> _GIVEN EXERCISE_
Give every line below again, exactly.

> _DATA TO PROCESS_

:::

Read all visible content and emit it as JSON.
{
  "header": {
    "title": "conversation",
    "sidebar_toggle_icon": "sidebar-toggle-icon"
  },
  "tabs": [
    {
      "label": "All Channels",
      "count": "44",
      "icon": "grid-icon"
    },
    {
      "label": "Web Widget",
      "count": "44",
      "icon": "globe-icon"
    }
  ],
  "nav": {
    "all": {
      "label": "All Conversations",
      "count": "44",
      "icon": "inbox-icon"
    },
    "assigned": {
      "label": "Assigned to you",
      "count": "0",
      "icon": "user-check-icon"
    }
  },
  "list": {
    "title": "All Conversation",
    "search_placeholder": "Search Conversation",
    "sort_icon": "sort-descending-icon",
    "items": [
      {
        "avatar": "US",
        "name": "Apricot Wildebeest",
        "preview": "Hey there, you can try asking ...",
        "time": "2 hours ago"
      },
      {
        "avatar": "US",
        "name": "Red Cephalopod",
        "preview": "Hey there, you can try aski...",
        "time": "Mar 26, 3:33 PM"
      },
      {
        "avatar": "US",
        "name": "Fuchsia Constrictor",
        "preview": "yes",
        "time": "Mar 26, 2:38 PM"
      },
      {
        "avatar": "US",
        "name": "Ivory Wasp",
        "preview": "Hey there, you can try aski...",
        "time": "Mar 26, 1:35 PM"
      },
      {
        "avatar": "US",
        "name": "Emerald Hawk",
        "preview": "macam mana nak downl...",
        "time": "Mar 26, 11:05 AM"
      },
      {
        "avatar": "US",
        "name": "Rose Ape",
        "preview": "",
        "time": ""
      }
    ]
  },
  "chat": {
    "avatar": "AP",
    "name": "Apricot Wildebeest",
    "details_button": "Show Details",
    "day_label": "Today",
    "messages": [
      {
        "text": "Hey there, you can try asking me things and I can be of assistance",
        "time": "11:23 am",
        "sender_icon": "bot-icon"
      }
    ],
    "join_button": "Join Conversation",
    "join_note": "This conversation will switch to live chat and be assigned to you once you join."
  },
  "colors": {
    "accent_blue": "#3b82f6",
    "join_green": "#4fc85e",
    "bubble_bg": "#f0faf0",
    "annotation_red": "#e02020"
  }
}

:::

> _SOLUTION FOR THIS PROBLEM_
Read all visible content and emit it as JSON.
{
  "header": {
    "title": "conversation",
    "sidebar_toggle_icon": "sidebar-toggle-icon"
  },
  "tabs": [
    {
      "label": "All Channels",
      "count": "44",
      "icon": "grid-icon"
    },
    {
      "label": "Web Widget",
      "count": "44",
      "icon": "globe-icon"
    }
  ],
  "nav": {
    "all": {
      "label": "All Conversations",
      "count": "44",
      "icon": "inbox-icon"
    },
    "assigned": {
      "label": "Assigned to you",
      "count": "0",
      "icon": "user-check-icon"
    }
  },
  "list": {
    "title": "All Conversation",
    "search_placeholder": "Search Conversation",
    "sort_icon": "sort-descending-icon",
    "items": [
      {
        "avatar": "US",
        "name": "Apricot Wildebeest",
        "preview": "Hey there, you can try asking ...",
        "time": "2 hours ago"
      },
      {
        "avatar": "US",
        "name": "Red Cephalopod",
        "preview": "Hey there, you can try aski...",
        "time": "Mar 26, 3:33 PM"
      },
      {
        "avatar": "US",
        "name": "Fuchsia Constrictor",
        "preview": "yes",
        "time": "Mar 26, 2:38 PM"
      },
      {
        "avatar": "US",
        "name": "Ivory Wasp",
        "preview": "Hey there, you can try aski...",
        "time": "Mar 26, 1:35 PM"
      },
      {
        "avatar": "US",
        "name": "Emerald Hawk",
        "preview": "macam mana nak downl...",
        "time": "Mar 26, 11:05 AM"
      },
      {
        "avatar": "US",
        "name": "Rose Ape",
        "preview": "",
        "time": ""
      }
    ]
  },
  "chat": {
    "avatar": "AP",
    "name": "Apricot Wildebeest",
    "details_button": "Show Details",
    "day_label": "Today",
    "messages": [
      {
        "text": "Hey there, you can try asking me things and I can be of assistance",
        "time": "11:23 am",
        "sender_icon": "bot-icon"
      }
    ],
    "join_button": "Join Conversation",
    "join_note": "This conversation will switch to live chat and be assigned to you once you join."
  },
  "colors": {
    "accent_blue": "#3b82f6",
    "join_green": "#4fc85e",
    "bubble_bg": "#f0faf0",
    "annotation_red": "#e02020"
  }
}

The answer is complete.